» DIRECTION
Every entry needs to be reproduced exactly.

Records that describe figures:

::::

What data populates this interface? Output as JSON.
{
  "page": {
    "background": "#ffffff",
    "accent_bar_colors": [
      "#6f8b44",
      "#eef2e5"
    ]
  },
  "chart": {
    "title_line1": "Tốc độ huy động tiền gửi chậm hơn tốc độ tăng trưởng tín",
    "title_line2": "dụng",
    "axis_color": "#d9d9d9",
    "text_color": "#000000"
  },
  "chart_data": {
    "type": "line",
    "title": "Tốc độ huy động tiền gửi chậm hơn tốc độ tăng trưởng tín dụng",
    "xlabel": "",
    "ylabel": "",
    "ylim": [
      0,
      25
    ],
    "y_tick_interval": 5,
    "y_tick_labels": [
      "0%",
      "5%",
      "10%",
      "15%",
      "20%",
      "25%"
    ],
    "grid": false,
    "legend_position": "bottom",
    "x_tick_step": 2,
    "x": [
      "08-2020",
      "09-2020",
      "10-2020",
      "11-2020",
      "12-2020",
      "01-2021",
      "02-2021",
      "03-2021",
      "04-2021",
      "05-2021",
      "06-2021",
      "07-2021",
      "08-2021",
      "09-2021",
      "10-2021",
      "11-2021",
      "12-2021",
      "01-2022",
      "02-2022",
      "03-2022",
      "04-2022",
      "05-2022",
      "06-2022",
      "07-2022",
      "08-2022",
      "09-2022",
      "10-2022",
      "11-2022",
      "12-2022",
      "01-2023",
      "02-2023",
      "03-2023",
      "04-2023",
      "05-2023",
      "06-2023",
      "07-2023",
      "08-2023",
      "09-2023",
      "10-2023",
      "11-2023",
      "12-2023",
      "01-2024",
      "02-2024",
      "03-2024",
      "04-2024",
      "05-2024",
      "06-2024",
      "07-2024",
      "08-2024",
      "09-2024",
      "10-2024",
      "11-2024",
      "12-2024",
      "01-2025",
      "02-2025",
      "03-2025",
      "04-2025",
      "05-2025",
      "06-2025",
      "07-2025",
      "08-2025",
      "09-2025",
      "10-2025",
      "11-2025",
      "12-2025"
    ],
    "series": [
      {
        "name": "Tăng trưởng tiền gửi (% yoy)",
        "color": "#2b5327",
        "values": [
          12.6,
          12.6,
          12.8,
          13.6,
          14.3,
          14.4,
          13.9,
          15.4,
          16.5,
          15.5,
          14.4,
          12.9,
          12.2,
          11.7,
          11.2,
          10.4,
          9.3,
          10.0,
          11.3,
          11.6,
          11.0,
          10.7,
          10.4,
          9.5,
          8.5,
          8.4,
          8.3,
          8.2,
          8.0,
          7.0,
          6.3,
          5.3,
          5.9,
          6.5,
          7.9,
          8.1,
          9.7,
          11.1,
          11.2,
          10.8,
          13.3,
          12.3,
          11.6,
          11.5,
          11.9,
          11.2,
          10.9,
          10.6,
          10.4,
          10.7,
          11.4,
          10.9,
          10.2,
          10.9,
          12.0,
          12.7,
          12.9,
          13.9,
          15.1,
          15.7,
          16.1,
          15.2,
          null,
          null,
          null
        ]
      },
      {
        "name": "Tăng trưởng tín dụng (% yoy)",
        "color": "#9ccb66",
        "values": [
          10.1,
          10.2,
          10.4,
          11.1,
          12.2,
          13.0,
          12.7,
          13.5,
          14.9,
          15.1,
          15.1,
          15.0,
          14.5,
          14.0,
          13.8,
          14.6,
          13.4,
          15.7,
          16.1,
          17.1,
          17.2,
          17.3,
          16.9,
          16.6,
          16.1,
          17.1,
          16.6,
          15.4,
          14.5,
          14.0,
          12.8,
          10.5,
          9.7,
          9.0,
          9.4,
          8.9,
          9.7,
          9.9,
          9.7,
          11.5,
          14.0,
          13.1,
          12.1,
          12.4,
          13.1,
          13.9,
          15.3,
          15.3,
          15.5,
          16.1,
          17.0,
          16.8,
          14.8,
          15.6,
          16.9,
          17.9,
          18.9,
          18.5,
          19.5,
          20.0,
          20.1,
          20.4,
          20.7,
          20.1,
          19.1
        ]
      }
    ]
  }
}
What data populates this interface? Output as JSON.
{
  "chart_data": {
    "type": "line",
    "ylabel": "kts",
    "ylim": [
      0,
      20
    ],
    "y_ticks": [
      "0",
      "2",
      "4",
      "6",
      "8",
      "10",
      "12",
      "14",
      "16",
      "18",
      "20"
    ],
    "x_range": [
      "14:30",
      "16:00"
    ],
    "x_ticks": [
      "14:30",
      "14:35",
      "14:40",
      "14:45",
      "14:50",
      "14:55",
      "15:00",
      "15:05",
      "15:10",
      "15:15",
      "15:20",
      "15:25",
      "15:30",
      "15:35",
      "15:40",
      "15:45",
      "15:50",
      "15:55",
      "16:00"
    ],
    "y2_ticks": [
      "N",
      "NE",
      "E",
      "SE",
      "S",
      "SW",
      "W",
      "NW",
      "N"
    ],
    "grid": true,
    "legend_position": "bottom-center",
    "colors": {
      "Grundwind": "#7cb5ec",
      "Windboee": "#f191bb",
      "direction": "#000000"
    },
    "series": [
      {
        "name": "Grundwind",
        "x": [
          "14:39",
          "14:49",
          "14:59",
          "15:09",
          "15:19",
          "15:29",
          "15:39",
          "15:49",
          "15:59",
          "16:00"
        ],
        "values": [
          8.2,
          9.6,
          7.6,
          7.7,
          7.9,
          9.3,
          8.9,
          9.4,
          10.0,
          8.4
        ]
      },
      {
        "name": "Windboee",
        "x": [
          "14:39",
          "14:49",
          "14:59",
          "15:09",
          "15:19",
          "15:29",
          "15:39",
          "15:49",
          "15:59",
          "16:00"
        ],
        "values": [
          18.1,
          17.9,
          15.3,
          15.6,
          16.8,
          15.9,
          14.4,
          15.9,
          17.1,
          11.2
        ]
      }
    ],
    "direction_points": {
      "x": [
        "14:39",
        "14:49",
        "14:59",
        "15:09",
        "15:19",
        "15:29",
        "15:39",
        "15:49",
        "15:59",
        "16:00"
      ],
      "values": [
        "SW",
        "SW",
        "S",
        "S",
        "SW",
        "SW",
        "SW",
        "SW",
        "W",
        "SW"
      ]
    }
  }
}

::::

» THE RESPONSE
What data populates this interface? Output as JSON.
{
  "page": {
    "background": "#ffffff",
    "accent_bar_colors": [
      "#6f8b44",
      "#eef2e5"
    ]
  },
  "chart": {
    "title_line1": "Tốc độ huy động tiền gửi chậm hơn tốc độ tăng trưởng tín",
    "title_line2": "dụng",
    "axis_color": "#d9d9d9",
    "text_color": "#000000"
  },
  "chart_data": {
    "type": "line",
    "title": "Tốc độ huy động tiền gửi chậm hơn tốc độ tăng trưởng tín dụng",
    "xlabel": "",
    "ylabel": "",
    "ylim": [
      0,
      25
    ],
    "y_tick_interval": 5,
    "y_tick_labels": [
      "0%",
      "5%",
      "10%",
      "15%",
      "20%",
      "25%"
    ],
    "grid": false,
    "legend_position": "bottom",
    "x_tick_step": 2,
    "x": [
      "08-2020",
      "09-2020",
      "10-2020",
      "11-2020",
      "12-2020",
      "01-2021",
      "02-2021",
      "03-2021",
      "04-2021",
      "05-2021",
      "06-2021",
      "07-2021",
      "08-2021",
      "09-2021",
      "10-2021",
      "11-2021",
      "12-2021",
      "01-2022",
      "02-2022",
      "03-2022",
      "04-2022",
      "05-2022",
      "06-2022",
      "07-2022",
      "08-2022",
      "09-2022",
      "10-2022",
      "11-2022",
      "12-2022",
      "01-2023",
      "02-2023",
      "03-2023",
      "04-2023",
      "05-2023",
      "06-2023",
      "07-2023",
      "08-2023",
      "09-2023",
      "10-2023",
      "11-2023",
      "12-2023",
      "01-2024",
      "02-2024",
      "03-2024",
      "04-2024",
      "05-2024",
      "06-2024",
      "07-2024",
      "08-2024",
      "09-2024",
      "10-2024",
      "11-2024",
      "12-2024",
      "01-2025",
      "02-2025",
      "03-2025",
      "04-2025",
      "05-2025",
      "06-2025",
      "07-2025",
      "08-2025",
      "09-2025",
      "10-2025",
      "11-2025",
      "12-2025"
    ],
    "series": [
      {
        "name": "Tăng trưởng tiền gửi (% yoy)",
        "color": "#2b5327",
        "values": [
          12.6,
          12.6,
          12.8,
          13.6,
          14.3,
          14.4,
          13.9,
          15.4,
          16.5,
          15.5,
          14.4,
          12.9,
          12.2,
          11.7,
          11.2,
          10.4,
          9.3,
          10.0,
          11.3,
          11.6,
          11.0,
          10.7,
          10.4,
          9.5,
          8.5,
          8.4,
          8.3,
          8.2,
          8.0,
          7.0,
          6.3,
          5.3,
          5.9,
          6.5,
          7.9,
          8.1,
          9.7,
          11.1,
          11.2,
          10.8,
          13.3,
          12.3,
          11.6,
          11.5,
          11.9,
          11.2,
          10.9,
          10.6,
          10.4,
          10.7,
          11.4,
          10.9,
          10.2,
          10.9,
          12.0,
          12.7,
          12.9,
          13.9,
          15.1,
          15.7,
          16.1,
          15.2,
          null,
          null,
          null
        ]
      },
      {
        "name": "Tăng trưởng tín dụng (% yoy)",
        "color": "#9ccb66",
        "values": [
          10.1,
          10.2,
          10.4,
          11.1,
          12.2,
          13.0,
          12.7,
          13.5,
          14.9,
          15.1,
          15.1,
          15.0,
          14.5,
          14.0,
          13.8,
          14.6,
          13.4,
          15.7,
          16.1,
          17.1,
          17.2,
          17.3,
          16.9,
          16.6,
          16.1,
          17.1,
          16.6,
          15.4,
          14.5,
          14.0,
          12.8,
          10.5,
          9.7,
          9.0,
          9.4,
          8.9,
          9.7,
          9.9,
          9.7,
          11.5,
          14.0,
          13.1,
          12.1,
          12.4,
          13.1,
          13.9,
          15.3,
          15.3,
          15.5,
          16.1,
          17.0,
          16.8,
          14.8,
          15.6,
          16.9,
          17.9,
          18.9,
          18.5,
          19.5,
          20.0,
          20.1,
          20.4,
          20.7,
          20.1,
          19.1
        ]
      }
    ]
  }
}
What data populates this interface? Output as JSON.
{
  "chart_data": {
    "type": "line",
    "ylabel": "kts",
    "ylim": [
      0,
      20
    ],
    "y_ticks": [
      "0",
      "2",
      "4",
      "6",
      "8",
      "10",
      "12",
      "14",
      "16",
      "18",
      "20"
    ],
    "x_range": [
      "14:30",
      "16:00"
    ],
    "x_ticks": [
      "14:30",
      "14:35",
      "14:40",
      "14:45",
      "14:50",
      "14:55",
      "15:00",
      "15:05",
      "15:10",
      "15:15",
      "15:20",
      "15:25",
      "15:30",
      "15:35",
      "15:40",
      "15:45",
      "15:50",
      "15:55",
      "16:00"
    ],
    "y2_ticks": [
      "N",
      "NE",
      "E",
      "SE",
      "S",
      "SW",
      "W",
      "NW",
      "N"
    ],
    "grid": true,
    "legend_position": "bottom-center",
    "colors": {
      "Grundwind": "#7cb5ec",
      "Windboee": "#f191bb",
      "direction": "#000000"
    },
    "series": [
      {
        "name": "Grundwind",
        "x": [
          "14:39",
          "14:49",
          "14:59",
          "15:09",
          "15:19",
          "15:29",
          "15:39",
          "15:49",
          "15:59",
          "16:00"
        ],
        "values": [
          8.2,
          9.6,
          7.6,
          7.7,
          7.9,
          9.3,
          8.9,
          9.4,
          10.0,
          8.4
        ]
      },
      {
        "name": "Windboee",
        "x": [
          "14:39",
          "14:49",
          "14:59",
          "15:09",
          "15:19",
          "15:29",
          "15:39",
          "15:49",
          "15:59",
          "16:00"
        ],
        "values": [
          18.1,
          17.9,
          15.3,
          15.6,
          16.8,
          15.9,
          14.4,
          15.9,
          17.1,
          11.2
        ]
      }
    ],
    "direction_points": {
      "x": [
        "14:39",
        "14:49",
        "14:59",
        "15:09",
        "15:19",
        "15:29",
        "15:39",
        "15:49",
        "15:59",
        "16:00"
      ],
      "values": [
        "SW",
        "SW",
        "S",
        "S",
        "SW",
        "SW",
        "SW",
        "SW",
        "W",
        "SW"
      ]
    }
  }
}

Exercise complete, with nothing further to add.